→ **RECORDS FOR THE TASK**:
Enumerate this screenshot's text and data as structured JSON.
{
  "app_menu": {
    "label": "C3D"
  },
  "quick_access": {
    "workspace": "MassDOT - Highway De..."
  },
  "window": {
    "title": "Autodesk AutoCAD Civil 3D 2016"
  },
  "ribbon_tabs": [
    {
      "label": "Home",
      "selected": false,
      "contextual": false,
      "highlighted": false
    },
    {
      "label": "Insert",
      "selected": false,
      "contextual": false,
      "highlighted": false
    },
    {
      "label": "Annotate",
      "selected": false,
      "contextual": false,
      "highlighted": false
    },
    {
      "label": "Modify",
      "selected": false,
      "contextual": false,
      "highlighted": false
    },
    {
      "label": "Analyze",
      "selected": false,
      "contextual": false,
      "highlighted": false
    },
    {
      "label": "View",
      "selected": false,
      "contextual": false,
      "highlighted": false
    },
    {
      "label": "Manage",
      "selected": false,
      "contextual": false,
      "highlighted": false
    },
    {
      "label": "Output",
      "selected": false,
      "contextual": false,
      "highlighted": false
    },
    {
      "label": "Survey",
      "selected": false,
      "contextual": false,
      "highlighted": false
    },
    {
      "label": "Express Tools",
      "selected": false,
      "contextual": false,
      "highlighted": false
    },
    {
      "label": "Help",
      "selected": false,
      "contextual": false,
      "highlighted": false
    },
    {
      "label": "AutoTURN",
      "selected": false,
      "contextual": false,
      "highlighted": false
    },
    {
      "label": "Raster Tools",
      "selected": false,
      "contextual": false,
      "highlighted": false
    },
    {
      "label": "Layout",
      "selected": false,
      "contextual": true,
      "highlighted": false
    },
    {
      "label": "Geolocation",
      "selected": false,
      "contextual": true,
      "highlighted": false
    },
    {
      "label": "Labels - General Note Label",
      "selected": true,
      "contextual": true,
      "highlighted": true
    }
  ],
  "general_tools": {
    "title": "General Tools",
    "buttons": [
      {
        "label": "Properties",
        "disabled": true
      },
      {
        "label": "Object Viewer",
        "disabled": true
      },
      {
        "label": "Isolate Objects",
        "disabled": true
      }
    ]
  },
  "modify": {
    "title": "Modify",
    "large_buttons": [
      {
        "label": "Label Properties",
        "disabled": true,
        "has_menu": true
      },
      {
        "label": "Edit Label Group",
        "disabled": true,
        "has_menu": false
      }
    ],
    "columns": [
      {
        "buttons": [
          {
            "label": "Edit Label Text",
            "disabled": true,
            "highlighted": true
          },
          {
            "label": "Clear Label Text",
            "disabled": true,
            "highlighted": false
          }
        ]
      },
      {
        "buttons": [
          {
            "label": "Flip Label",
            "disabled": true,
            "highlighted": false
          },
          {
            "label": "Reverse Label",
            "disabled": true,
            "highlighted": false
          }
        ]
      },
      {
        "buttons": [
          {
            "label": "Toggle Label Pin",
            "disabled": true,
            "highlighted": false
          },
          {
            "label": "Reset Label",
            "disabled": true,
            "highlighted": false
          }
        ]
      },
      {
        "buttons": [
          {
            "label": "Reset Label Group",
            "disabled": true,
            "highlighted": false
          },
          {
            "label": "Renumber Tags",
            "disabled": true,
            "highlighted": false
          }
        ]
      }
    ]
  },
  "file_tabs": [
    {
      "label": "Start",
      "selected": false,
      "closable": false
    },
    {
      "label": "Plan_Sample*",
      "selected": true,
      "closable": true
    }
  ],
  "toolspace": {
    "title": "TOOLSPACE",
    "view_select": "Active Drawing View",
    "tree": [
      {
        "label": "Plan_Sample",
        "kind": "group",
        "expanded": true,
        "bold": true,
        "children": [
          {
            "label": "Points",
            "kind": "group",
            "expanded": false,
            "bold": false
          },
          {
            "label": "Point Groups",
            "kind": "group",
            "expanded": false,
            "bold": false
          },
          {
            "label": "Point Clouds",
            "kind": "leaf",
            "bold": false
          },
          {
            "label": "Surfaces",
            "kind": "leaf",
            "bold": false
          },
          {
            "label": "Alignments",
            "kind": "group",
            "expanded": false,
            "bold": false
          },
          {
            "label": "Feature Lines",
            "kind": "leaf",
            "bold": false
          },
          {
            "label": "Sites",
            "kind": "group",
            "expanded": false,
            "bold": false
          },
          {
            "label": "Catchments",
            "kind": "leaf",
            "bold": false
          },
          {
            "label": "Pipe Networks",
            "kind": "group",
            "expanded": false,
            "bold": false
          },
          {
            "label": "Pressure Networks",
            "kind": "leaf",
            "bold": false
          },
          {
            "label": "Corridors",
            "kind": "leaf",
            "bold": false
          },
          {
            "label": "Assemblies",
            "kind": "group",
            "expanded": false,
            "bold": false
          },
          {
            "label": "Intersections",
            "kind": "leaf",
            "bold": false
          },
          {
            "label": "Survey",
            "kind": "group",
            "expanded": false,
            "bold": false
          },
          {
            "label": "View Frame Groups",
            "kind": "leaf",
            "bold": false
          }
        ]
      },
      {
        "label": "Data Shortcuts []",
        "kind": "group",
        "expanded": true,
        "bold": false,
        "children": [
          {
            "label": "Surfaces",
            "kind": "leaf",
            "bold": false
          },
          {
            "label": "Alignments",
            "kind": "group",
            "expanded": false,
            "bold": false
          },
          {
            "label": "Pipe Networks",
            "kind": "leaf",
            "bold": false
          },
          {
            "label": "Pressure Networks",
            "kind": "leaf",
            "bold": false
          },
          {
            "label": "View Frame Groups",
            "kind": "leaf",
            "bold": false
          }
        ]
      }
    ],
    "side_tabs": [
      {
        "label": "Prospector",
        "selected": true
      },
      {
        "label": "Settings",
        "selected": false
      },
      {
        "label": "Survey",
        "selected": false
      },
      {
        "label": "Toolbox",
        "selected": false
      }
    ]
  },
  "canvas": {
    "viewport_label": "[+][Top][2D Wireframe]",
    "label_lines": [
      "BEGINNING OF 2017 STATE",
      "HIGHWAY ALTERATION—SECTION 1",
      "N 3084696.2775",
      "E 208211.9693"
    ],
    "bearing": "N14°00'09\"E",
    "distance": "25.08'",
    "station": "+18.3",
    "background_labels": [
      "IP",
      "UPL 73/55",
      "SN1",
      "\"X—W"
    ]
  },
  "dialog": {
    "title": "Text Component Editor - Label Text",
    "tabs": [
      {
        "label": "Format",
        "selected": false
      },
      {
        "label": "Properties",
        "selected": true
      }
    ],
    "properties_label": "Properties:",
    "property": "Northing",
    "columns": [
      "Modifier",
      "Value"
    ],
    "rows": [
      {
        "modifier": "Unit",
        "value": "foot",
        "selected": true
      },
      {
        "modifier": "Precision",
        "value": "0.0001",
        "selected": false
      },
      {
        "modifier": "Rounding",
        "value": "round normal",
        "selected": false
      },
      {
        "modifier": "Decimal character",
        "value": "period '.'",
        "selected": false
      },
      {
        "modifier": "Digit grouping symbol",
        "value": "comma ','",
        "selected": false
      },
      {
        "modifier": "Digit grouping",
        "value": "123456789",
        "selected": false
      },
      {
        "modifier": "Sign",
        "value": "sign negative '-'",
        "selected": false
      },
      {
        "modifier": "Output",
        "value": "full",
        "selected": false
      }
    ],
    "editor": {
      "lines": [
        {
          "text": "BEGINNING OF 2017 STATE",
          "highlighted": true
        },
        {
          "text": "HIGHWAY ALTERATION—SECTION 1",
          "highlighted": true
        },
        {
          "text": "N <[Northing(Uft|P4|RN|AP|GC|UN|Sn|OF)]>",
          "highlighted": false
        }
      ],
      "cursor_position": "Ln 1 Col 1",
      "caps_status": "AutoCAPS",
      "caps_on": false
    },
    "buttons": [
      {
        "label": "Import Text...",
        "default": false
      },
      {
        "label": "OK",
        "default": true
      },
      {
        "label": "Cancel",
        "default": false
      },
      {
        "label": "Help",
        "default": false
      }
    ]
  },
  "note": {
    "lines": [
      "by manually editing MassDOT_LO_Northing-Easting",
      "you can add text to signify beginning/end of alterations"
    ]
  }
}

→ **PROBLEM TO SOLVE**:
Say, as a bare number, how many lines in the entries above include the string "Digit".

→ **WRITTEN RESPONSE**:
2